→ **Short exercise**
Transcribe each line of the material as it is, and drop any picture.

→ **Raw records**

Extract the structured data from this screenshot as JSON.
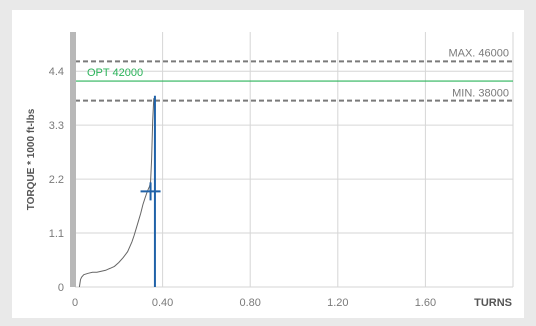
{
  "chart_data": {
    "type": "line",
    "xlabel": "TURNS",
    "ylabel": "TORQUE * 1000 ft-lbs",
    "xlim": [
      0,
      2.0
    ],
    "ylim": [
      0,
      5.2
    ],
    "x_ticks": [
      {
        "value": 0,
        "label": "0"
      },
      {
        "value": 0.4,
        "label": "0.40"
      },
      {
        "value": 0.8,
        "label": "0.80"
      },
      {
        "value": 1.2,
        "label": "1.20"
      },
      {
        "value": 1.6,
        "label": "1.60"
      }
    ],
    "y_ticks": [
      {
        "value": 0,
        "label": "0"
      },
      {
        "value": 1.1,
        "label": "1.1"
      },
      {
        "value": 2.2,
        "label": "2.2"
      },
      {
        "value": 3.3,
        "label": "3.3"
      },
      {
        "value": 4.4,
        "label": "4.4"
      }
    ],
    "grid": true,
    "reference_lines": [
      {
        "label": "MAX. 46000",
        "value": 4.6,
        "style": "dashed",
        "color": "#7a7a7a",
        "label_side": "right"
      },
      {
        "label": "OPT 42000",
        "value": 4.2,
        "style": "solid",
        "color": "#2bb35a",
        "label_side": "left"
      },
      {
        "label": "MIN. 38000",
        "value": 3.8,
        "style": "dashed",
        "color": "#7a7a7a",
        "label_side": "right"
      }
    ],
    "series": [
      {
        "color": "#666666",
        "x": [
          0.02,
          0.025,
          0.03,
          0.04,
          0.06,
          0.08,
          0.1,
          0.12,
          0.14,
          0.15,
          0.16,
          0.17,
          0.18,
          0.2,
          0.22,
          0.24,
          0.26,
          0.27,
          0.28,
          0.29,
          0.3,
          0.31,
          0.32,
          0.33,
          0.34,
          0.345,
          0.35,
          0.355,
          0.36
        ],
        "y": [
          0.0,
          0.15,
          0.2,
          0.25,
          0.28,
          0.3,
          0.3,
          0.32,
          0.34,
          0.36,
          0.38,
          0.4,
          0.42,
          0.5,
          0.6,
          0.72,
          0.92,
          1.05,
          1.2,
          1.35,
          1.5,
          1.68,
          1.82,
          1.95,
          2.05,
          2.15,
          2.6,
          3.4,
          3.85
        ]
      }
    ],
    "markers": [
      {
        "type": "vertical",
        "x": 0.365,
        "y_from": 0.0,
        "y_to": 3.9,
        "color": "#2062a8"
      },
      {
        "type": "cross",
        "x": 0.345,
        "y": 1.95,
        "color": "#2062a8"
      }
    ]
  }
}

→ **The output**
Extract the structured data from this screenshot as JSON.
{
  "chart_data": {
    "type": "line",
    "xlabel": "TURNS",
    "ylabel": "TORQUE * 1000 ft-lbs",
    "xlim": [
      0,
      2.0
    ],
    "ylim": [
      0,
      5.2
    ],
    "x_ticks": [
      {
        "value": 0,
        "label": "0"
      },
      {
        "value": 0.4,
        "label": "0.40"
      },
      {
        "value": 0.8,
        "label": "0.80"
      },
      {
        "value": 1.2,
        "label": "1.20"
      },
      {
        "value": 1.6,
        "label": "1.60"
      }
    ],
    "y_ticks": [
      {
        "value": 0,
        "label": "0"
      },
      {
        "value": 1.1,
        "label": "1.1"
      },
      {
        "value": 2.2,
        "label": "2.2"
      },
      {
        "value": 3.3,
        "label": "3.3"
      },
      {
        "value": 4.4,
        "label": "4.4"
      }
    ],
    "grid": true,
    "reference_lines": [
      {
        "label": "MAX. 46000",
        "value": 4.6,
        "style": "dashed",
        "color": "#7a7a7a",
        "label_side": "right"
      },
      {
        "label": "OPT 42000",
        "value": 4.2,
        "style": "solid",
        "color": "#2bb35a",
        "label_side": "left"
      },
      {
        "label": "MIN. 38000",
        "value": 3.8,
        "style": "dashed",
        "color": "#7a7a7a",
        "label_side": "right"
      }
    ],
    "series": [
      {
        "color": "#666666",
        "x": [
          0.02,
          0.025,
          0.03,
          0.04,
          0.06,
          0.08,
          0.1,
          0.12,
          0.14,
          0.15,
          0.16,
          0.17,
          0.18,
          0.2,
          0.22,
          0.24,
          0.26,
          0.27,
          0.28,
          0.29,
          0.3,
          0.31,
          0.32,
          0.33,
          0.34,
          0.345,
          0.35,
          0.355,
          0.36
        ],
        "y": [
          0.0,
          0.15,
          0.2,
          0.25,
          0.28,
          0.3,
          0.3,
          0.32,
          0.34,
          0.36,
          0.38,
          0.4,
          0.42,
          0.5,
          0.6,
          0.72,
          0.92,
          1.05,
          1.2,
          1.35,
          1.5,
          1.68,
          1.82,
          1.95,
          2.05,
          2.15,
          2.6,
          3.4,
          3.85
        ]
      }
    ],
    "markers": [
      {
        "type": "vertical",
        "x": 0.365,
        "y_from": 0.0,
        "y_to": 3.9,
        "color": "#2062a8"
      },
      {
        "type": "cross",
        "x": 0.345,
        "y": 1.95,
        "color": "#2062a8"
      }
    ]
  }
}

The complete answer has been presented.